======== Source data ========

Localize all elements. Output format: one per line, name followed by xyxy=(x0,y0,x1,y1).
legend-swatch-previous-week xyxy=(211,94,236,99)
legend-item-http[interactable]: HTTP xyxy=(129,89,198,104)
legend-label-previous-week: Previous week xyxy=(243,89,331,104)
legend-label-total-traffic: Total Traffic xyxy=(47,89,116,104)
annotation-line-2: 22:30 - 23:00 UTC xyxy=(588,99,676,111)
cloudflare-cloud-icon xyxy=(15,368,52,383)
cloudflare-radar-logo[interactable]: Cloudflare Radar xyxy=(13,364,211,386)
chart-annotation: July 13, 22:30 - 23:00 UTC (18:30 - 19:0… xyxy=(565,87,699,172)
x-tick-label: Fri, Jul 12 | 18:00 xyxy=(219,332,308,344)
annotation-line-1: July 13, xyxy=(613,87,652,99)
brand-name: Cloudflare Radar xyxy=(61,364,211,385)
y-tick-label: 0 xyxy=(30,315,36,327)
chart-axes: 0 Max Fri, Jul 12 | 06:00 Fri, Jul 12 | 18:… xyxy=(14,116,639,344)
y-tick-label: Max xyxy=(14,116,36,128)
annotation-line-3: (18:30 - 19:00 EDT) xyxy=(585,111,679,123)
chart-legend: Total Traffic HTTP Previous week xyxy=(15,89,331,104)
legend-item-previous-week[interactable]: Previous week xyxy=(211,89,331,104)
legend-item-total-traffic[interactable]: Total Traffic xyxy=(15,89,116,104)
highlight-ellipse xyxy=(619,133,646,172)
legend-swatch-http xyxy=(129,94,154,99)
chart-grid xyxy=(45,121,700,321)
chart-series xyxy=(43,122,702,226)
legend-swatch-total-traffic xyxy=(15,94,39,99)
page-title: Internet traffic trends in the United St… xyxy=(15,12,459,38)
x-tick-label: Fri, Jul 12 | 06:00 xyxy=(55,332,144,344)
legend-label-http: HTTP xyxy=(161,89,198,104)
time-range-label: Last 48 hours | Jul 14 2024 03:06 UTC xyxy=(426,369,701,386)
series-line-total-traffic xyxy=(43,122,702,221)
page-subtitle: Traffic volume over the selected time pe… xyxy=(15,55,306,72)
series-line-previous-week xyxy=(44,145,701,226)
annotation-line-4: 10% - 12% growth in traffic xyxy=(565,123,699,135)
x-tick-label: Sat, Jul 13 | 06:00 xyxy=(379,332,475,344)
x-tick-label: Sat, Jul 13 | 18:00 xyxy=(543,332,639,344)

========

Task directions:
Render every line above as a numbered list, omitting any blank lines.

Task solution:
1. Localize all elements. Output format: one per line, name followed by xyxy=(x0,y0,x1,y1).
2. legend-swatch-previous-week xyxy=(211,94,236,99)
3. legend-item-http[interactable]: HTTP xyxy=(129,89,198,104)
4. legend-label-previous-week: Previous week xyxy=(243,89,331,104)
5. legend-label-total-traffic: Total Traffic xyxy=(47,89,116,104)
6. annotation-line-2: 22:30 - 23:00 UTC xyxy=(588,99,676,111)
7. cloudflare-cloud-icon xyxy=(15,368,52,383)
8. cloudflare-radar-logo[interactable]: Cloudflare Radar xyxy=(13,364,211,386)
9. chart-annotation: July 13, 22:30 - 23:00 UTC (18:30 - 19:0… xyxy=(565,87,699,172)
10. x-tick-label: Fri, Jul 12 | 18:00 xyxy=(219,332,308,344)
11. annotation-line-1: July 13, xyxy=(613,87,652,99)
12. brand-name: Cloudflare Radar xyxy=(61,364,211,385)
13. y-tick-label: 0 xyxy=(30,315,36,327)
14. chart-axes: 0 Max Fri, Jul 12 | 06:00 Fri, Jul 12 | 18:… xyxy=(14,116,639,344)
15. y-tick-label: Max xyxy=(14,116,36,128)
16. annotation-line-3: (18:30 - 19:00 EDT) xyxy=(585,111,679,123)
17. chart-legend: Total Traffic HTTP Previous week xyxy=(15,89,331,104)
18. legend-item-previous-week[interactable]: Previous week xyxy=(211,89,331,104)
19. legend-item-total-traffic[interactable]: Total Traffic xyxy=(15,89,116,104)
20. highlight-ellipse xyxy=(619,133,646,172)
21. legend-swatch-http xyxy=(129,94,154,99)
22. chart-grid xyxy=(45,121,700,321)
23. chart-series xyxy=(43,122,702,226)
24. legend-swatch-total-traffic xyxy=(15,94,39,99)
25. page-title: Internet traffic trends in the United St… xyxy=(15,12,459,38)
26. x-tick-label: Fri, Jul 12 | 06:00 xyxy=(55,332,144,344)
27. legend-label-http: HTTP xyxy=(161,89,198,104)
28. time-range-label: Last 48 hours | Jul 14 2024 03:06 UTC xyxy=(426,369,701,386)
29. series-line-total-traffic xyxy=(43,122,702,221)
30. page-subtitle: Traffic volume over the selected time pe… xyxy=(15,55,306,72)
31. series-line-previous-week xyxy=(44,145,701,226)
32. annotation-line-4: 10% - 12% growth in traffic xyxy=(565,123,699,135)
33. x-tick-label: Sat, Jul 13 | 06:00 xyxy=(379,332,475,344)
34. x-tick-label: Sat, Jul 13 | 18:00 xyxy=(543,332,639,344)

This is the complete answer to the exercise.